**Dataset records:**

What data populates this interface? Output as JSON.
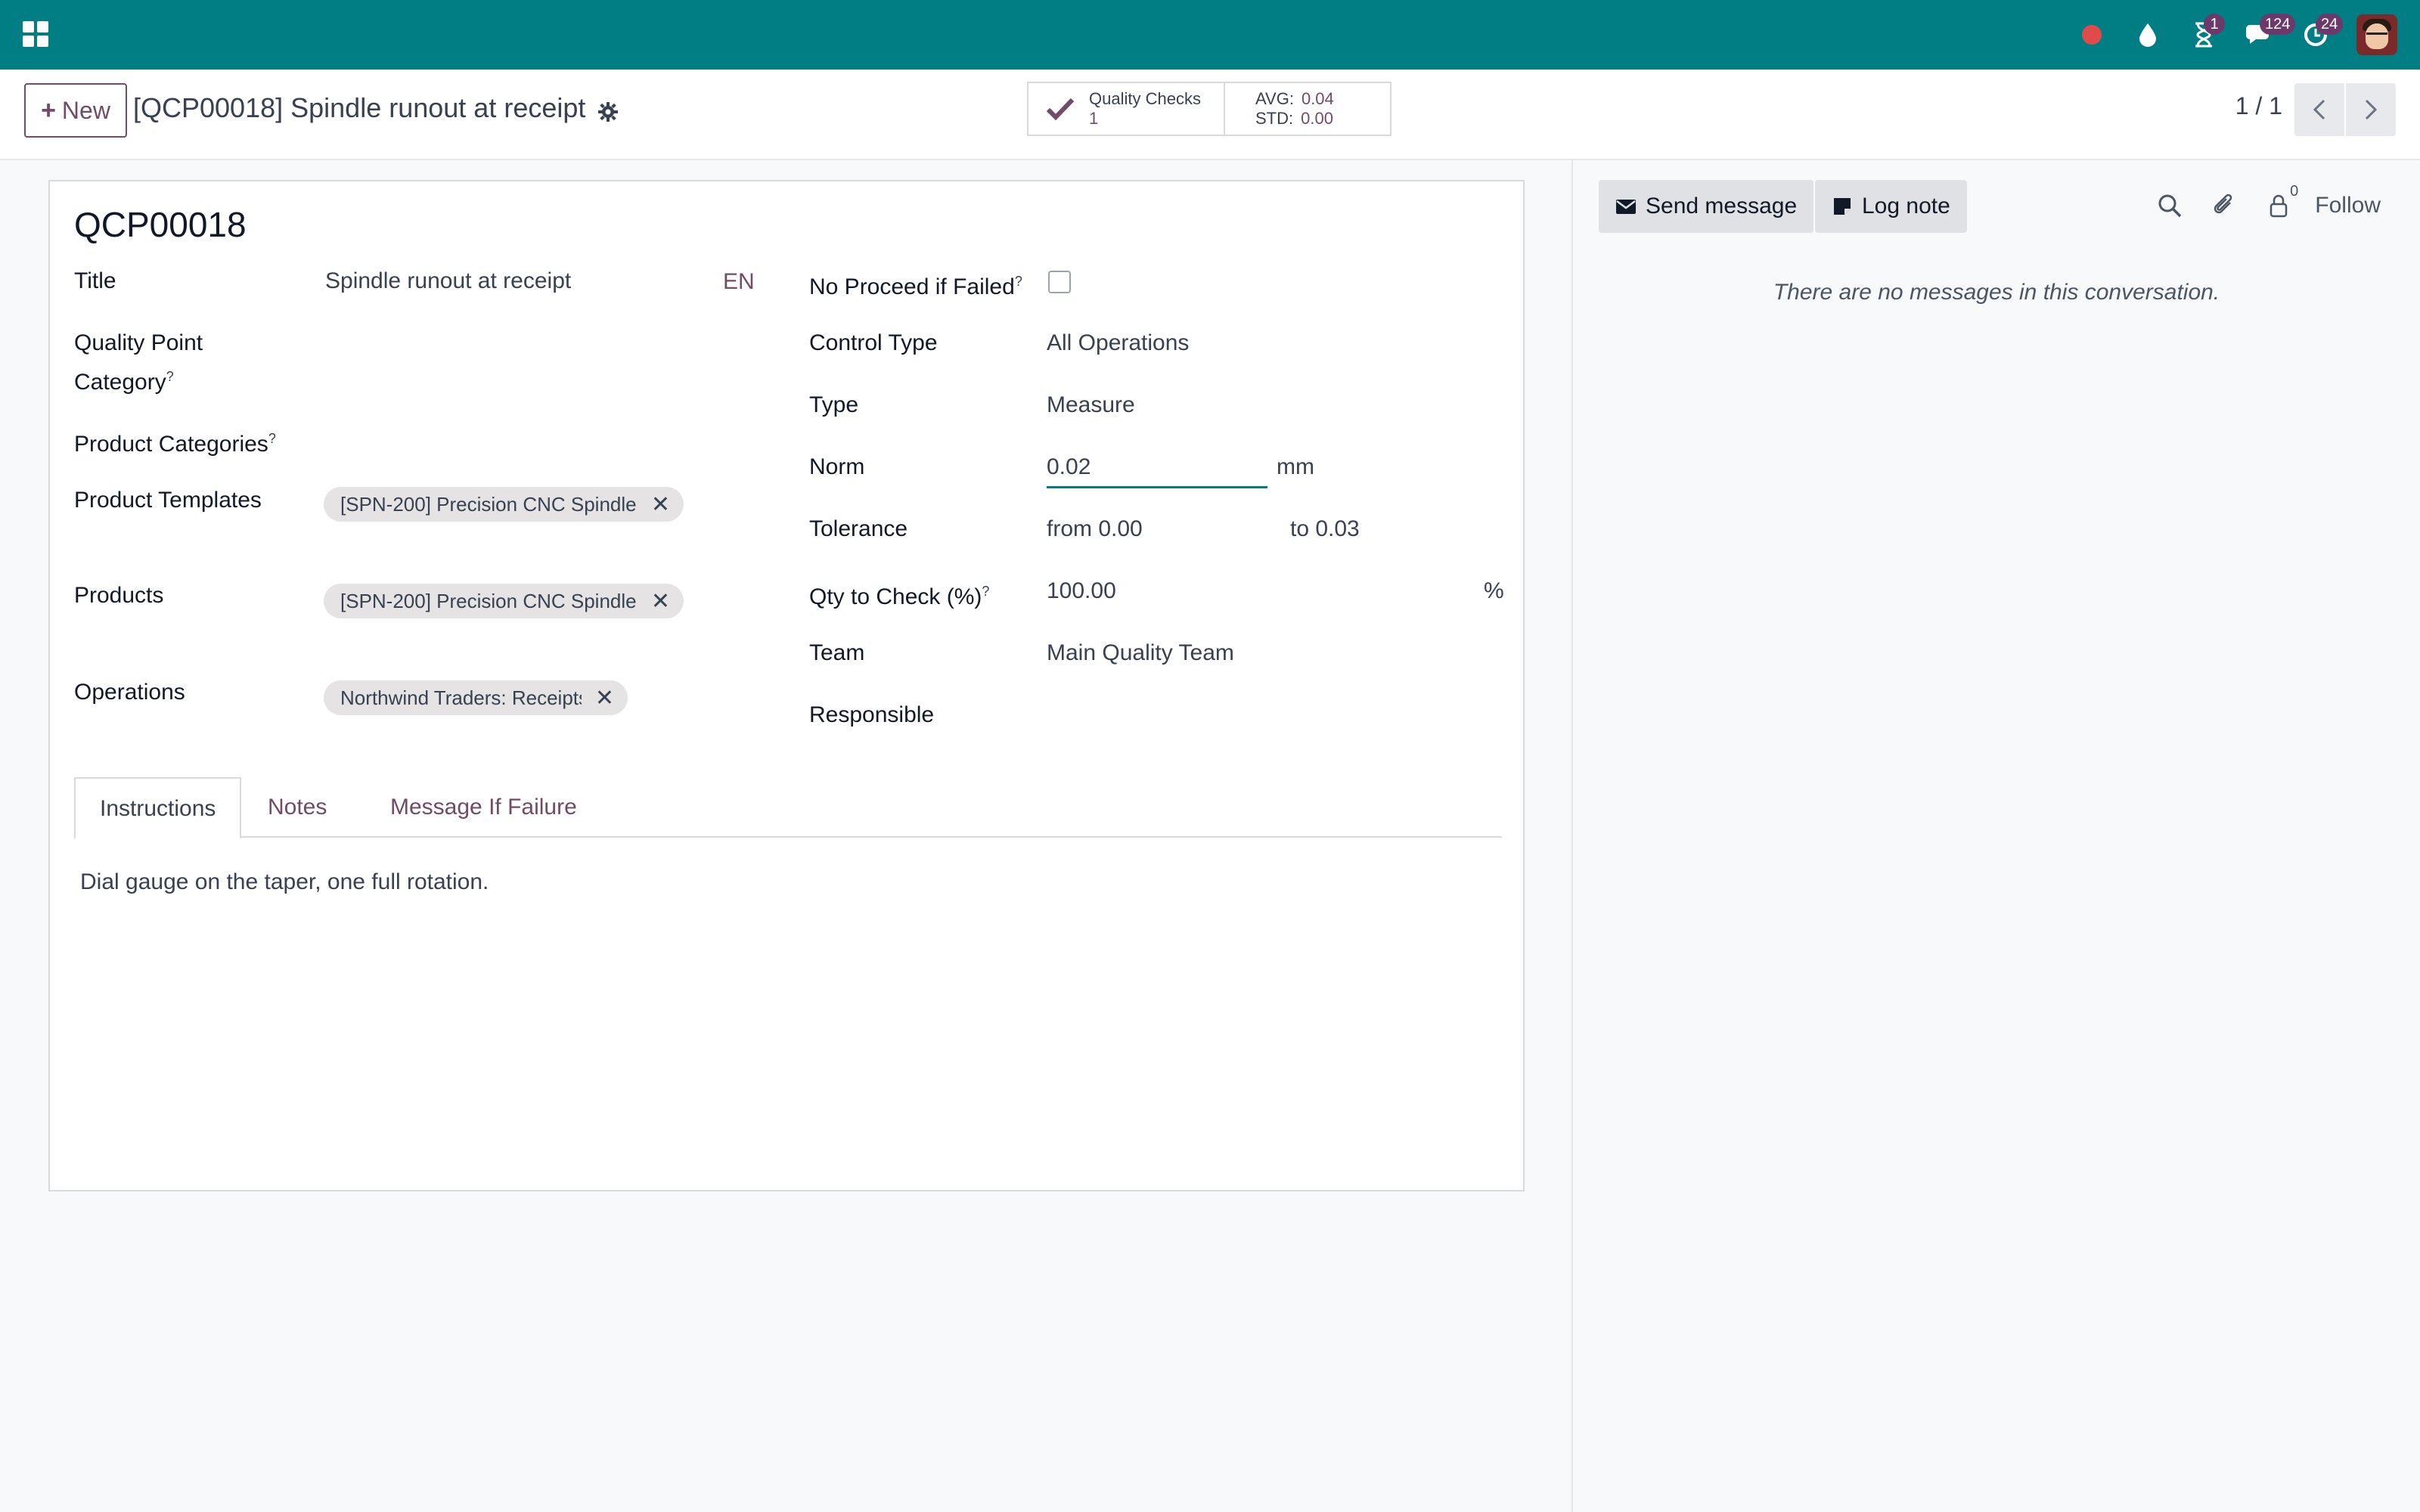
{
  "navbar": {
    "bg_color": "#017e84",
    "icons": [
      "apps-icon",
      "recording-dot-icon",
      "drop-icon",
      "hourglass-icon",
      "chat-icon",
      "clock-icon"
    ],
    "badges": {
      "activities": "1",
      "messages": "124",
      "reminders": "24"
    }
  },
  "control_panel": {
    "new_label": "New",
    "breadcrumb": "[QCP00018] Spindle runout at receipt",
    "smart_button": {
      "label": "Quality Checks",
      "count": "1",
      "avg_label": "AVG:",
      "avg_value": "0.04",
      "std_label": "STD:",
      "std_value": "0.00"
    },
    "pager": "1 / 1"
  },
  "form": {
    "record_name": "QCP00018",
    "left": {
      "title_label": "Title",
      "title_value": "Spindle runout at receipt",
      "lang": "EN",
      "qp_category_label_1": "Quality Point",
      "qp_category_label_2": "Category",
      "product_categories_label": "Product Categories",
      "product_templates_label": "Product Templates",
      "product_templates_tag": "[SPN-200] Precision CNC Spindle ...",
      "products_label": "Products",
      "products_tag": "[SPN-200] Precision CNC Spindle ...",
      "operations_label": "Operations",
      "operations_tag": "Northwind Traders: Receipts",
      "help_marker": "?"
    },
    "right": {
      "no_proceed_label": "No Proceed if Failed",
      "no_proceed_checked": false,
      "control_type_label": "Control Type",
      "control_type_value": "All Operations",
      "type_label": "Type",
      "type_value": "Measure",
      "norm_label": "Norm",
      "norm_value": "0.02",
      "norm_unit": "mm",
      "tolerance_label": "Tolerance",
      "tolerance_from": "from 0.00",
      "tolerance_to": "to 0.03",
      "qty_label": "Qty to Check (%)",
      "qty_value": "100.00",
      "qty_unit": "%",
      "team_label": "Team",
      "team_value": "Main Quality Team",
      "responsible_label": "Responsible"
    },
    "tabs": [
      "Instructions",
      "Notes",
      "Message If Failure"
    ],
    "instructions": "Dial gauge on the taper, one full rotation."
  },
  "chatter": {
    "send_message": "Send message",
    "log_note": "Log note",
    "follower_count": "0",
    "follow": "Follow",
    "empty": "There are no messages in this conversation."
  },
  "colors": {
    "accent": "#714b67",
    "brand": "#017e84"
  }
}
==
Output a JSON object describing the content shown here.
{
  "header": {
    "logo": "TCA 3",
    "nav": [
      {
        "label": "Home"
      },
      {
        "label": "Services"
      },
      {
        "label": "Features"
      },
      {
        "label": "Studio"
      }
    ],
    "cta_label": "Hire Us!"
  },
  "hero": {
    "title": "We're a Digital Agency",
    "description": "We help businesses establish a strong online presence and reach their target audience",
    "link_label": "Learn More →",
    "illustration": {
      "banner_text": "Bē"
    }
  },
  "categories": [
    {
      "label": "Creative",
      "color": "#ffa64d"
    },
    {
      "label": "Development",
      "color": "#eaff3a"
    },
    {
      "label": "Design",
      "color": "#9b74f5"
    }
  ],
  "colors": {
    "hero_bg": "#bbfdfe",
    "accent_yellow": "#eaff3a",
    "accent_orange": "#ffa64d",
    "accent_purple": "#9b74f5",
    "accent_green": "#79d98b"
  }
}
...
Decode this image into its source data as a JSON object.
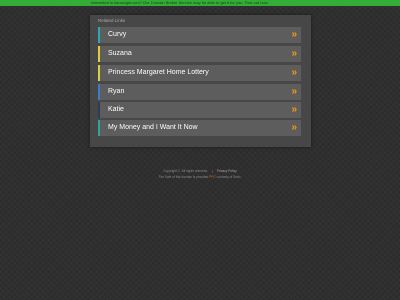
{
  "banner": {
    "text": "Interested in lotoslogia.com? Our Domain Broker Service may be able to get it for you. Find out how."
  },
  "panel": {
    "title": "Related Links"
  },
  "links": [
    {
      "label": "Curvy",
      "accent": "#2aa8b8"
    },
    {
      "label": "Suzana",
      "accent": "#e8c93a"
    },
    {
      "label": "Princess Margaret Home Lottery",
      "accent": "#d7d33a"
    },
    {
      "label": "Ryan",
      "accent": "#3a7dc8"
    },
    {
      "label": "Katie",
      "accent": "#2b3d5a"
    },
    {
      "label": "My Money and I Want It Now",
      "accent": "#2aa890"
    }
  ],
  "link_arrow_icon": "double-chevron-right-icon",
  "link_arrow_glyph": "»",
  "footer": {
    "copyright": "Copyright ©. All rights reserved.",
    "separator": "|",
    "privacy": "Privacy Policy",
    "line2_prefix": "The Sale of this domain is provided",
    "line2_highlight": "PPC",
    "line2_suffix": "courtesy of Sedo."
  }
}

**WRITTEN PROBLEM:** From the entries above, copy every line containing the word "messages".

**RESPONSE:**
      "messages": "124",
    "empty": "There are no messages in this conversation."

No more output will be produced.